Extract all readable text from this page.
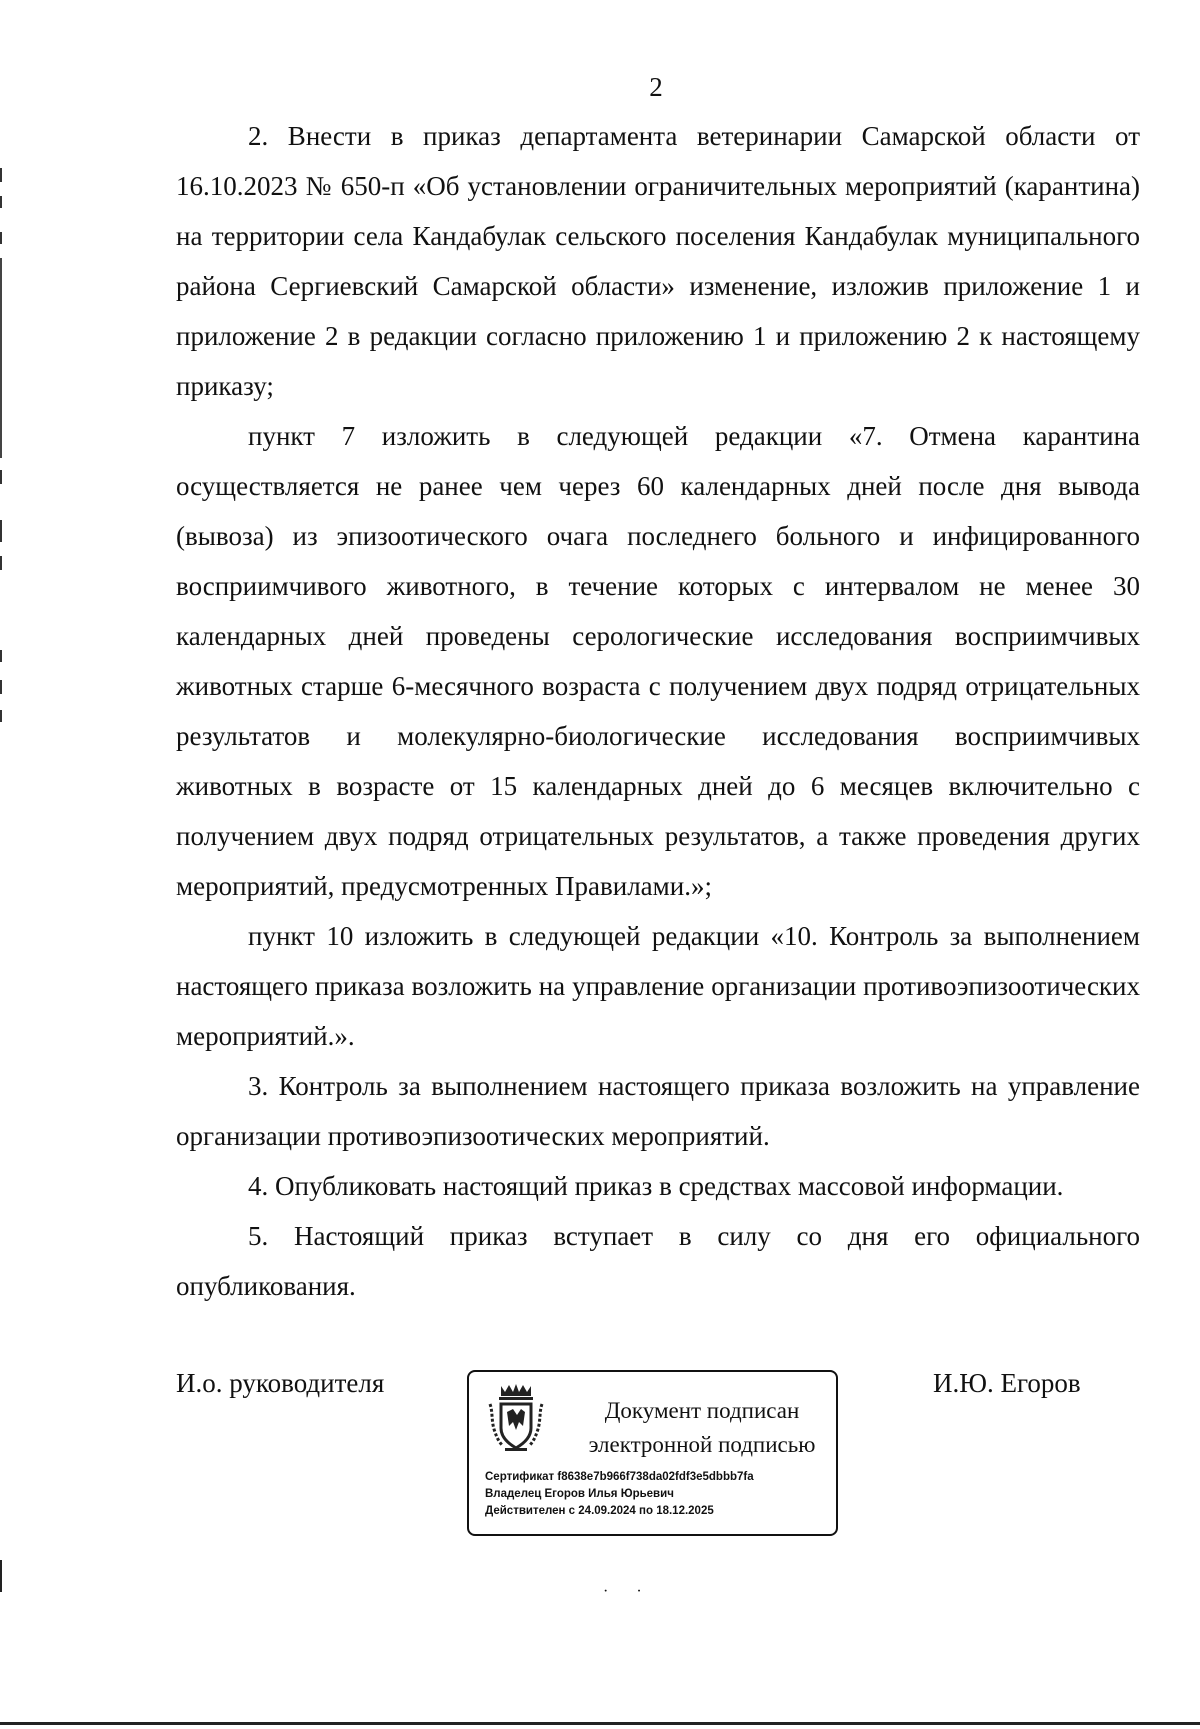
2

2. Внести в приказ департамента ветеринарии Самарской области от 16.10.2023 № 650-п «Об установлении ограничительных мероприятий (карантина) на территории села Кандабулак сельского поселения Кандабулак муниципального района Сергиевский Самарской области» изменение, изложив приложение 1 и приложение 2 в редакции согласно приложению 1 и приложению 2 к настоящему приказу;

пункт 7 изложить в следующей редакции «7. Отмена карантина осуществляется не ранее чем через 60 календарных дней после дня вывода (вывоза) из эпизоотического очага последнего больного и инфицированного восприимчивого животного, в течение которых с интервалом не менее 30 календарных дней проведены серологические исследования восприимчивых животных старше 6-месячного возраста с получением двух подряд отрицательных результатов и молекулярно-биологические исследования восприимчивых животных в возрасте от 15 календарных дней до 6 месяцев включительно с получением двух подряд отрицательных результатов, а также проведения других мероприятий, предусмотренных Правилами.»;

пункт 10 изложить в следующей редакции «10. Контроль за выполнением настоящего приказа возложить на управление организации противоэпизоотических мероприятий.».

3. Контроль за выполнением настоящего приказа возложить на управление организации противоэпизоотических мероприятий.

4. Опубликовать настоящий приказ в средствах массовой информации.

5. Настоящий приказ вступает в силу со дня его официального опубликования.

И.о. руководителя	И.Ю. Егоров
Документ подписан
электронной подписью
Сертификат f8638e7b966f738da02fdf3e5dbbb7fa
Владелец Егоров Илья Юрьевич
Действителен с 24.09.2024 по 18.12.2025
· ·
+++
WRITTEN EXERCISE - Exactly reproduce each record, leaving out any pictures.

ANSWER FOR THIS EXERCISE -
Extract all readable text from this page.
2

2. Внести в приказ департамента ветеринарии Самарской области от 16.10.2023 № 650-п «Об установлении ограничительных мероприятий (карантина) на территории села Кандабулак сельского поселения Кандабулак муниципального района Сергиевский Самарской области» изменение, изложив приложение 1 и приложение 2 в редакции согласно приложению 1 и приложению 2 к настоящему приказу;

пункт 7 изложить в следующей редакции «7. Отмена карантина осуществляется не ранее чем через 60 календарных дней после дня вывода (вывоза) из эпизоотического очага последнего больного и инфицированного восприимчивого животного, в течение которых с интервалом не менее 30 календарных дней проведены серологические исследования восприимчивых животных старше 6-месячного возраста с получением двух подряд отрицательных результатов и молекулярно-биологические исследования восприимчивых животных в возрасте от 15 календарных дней до 6 месяцев включительно с получением двух подряд отрицательных результатов, а также проведения других мероприятий, предусмотренных Правилами.»;

пункт 10 изложить в следующей редакции «10. Контроль за выполнением настоящего приказа возложить на управление организации противоэпизоотических мероприятий.».

3. Контроль за выполнением настоящего приказа возложить на управление организации противоэпизоотических мероприятий.

4. Опубликовать настоящий приказ в средствах массовой информации.

5. Настоящий приказ вступает в силу со дня его официального опубликования.

И.о. руководителя	И.Ю. Егоров
Документ подписан
электронной подписью
Сертификат f8638e7b966f738da02fdf3e5dbbb7fa
Владелец Егоров Илья Юрьевич
Действителен с 24.09.2024 по 18.12.2025
· ·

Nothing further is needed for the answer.